Data records:
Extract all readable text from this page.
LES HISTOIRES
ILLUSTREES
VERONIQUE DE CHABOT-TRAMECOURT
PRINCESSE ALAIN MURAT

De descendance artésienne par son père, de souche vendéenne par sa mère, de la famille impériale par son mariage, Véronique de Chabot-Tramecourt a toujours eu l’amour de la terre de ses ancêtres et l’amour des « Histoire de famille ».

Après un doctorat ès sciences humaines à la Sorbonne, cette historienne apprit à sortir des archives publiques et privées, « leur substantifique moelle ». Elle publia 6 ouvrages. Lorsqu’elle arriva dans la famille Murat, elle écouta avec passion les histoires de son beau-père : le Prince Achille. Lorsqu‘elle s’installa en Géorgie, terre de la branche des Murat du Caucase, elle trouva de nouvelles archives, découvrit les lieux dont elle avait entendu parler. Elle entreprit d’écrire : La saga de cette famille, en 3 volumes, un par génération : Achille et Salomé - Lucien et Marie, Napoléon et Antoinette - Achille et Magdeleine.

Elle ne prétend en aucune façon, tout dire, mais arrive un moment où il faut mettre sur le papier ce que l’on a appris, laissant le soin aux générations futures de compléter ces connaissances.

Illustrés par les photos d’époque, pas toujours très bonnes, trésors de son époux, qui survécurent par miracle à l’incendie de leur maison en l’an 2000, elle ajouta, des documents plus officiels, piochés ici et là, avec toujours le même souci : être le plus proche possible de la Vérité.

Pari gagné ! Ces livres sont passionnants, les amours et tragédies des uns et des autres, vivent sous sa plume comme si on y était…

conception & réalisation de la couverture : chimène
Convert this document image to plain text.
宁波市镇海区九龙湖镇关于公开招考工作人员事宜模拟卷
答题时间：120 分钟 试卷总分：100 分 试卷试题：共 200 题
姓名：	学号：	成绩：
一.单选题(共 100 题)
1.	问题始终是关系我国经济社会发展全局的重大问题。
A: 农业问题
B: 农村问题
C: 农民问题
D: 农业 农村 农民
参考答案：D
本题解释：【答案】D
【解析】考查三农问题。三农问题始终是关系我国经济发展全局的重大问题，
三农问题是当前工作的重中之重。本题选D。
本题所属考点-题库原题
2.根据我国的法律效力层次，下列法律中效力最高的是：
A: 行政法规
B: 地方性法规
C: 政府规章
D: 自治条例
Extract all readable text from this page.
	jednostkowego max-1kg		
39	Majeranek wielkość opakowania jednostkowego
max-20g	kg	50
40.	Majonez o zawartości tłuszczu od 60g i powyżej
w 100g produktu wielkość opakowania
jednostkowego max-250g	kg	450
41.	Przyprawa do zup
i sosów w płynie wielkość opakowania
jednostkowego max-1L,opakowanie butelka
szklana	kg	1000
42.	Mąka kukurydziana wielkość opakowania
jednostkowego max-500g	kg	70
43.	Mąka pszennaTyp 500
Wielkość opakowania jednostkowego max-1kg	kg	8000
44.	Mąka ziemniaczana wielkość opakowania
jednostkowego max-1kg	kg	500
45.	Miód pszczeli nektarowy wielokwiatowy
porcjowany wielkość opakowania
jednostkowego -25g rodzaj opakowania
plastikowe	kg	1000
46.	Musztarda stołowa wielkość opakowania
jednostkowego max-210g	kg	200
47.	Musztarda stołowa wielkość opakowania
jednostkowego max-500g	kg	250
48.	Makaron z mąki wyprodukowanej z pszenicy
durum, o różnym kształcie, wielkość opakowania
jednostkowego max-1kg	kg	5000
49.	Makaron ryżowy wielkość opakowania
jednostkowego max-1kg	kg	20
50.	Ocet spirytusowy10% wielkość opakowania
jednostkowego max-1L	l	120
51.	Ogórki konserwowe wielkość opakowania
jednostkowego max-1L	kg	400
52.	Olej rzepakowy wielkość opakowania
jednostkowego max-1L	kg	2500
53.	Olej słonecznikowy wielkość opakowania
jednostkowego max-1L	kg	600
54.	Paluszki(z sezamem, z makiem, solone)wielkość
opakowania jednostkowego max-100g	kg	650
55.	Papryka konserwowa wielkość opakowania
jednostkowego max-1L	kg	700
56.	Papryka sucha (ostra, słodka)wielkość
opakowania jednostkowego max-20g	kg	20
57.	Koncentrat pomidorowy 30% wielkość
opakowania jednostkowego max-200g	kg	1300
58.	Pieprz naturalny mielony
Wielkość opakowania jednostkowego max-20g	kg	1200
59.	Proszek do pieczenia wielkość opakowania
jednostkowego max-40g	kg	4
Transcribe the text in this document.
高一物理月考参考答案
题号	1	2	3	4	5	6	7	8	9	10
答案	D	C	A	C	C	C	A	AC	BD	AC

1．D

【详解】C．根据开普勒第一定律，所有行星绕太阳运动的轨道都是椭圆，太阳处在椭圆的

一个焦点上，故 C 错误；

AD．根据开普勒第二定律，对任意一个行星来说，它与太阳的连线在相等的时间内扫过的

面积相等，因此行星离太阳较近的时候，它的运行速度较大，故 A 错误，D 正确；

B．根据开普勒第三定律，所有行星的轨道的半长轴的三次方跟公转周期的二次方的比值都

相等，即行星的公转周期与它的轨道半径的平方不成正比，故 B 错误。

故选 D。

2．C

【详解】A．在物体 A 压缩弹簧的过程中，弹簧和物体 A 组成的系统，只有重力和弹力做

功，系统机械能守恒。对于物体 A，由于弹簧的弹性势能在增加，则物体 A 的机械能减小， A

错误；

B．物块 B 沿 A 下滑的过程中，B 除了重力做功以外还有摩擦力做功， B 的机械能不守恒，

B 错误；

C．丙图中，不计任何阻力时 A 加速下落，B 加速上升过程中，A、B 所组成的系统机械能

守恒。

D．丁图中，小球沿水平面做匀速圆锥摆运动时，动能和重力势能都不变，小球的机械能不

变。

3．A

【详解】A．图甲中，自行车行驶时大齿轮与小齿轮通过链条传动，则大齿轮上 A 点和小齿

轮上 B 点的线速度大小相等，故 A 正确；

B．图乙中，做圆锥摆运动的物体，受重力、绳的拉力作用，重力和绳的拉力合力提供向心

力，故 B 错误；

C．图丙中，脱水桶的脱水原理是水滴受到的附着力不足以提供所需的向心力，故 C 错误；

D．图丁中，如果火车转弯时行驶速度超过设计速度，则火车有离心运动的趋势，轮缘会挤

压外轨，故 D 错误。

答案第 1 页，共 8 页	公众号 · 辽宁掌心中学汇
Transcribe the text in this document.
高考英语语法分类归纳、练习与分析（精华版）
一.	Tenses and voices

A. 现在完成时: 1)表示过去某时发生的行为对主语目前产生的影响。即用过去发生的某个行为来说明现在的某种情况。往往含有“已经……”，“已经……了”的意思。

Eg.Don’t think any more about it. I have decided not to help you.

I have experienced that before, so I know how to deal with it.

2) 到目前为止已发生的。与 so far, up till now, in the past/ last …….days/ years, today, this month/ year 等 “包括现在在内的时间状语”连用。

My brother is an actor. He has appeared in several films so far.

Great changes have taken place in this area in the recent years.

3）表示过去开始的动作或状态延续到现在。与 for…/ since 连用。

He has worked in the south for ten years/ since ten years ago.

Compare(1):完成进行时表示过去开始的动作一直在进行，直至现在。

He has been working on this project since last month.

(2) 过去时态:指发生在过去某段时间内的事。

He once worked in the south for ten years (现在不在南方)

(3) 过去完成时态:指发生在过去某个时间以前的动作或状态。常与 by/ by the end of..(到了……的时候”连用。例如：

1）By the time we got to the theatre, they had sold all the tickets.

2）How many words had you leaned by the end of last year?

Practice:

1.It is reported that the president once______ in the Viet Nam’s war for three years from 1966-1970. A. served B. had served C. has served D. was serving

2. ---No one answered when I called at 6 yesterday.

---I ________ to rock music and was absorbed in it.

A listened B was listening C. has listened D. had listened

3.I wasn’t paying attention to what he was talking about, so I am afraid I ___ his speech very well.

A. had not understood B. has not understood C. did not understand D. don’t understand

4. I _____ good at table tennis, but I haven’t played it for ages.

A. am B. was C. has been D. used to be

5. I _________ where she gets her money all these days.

OBJECTIVE ▸ Pull every line holding "that" out of the records.

THE ANSWER ▸
I have experienced that before, so I know how to deal with it.
1.It is reported that the president once______ in the Viet Nam’s war for three years from 1966-1970. A. served B. had served C. has served D. was serving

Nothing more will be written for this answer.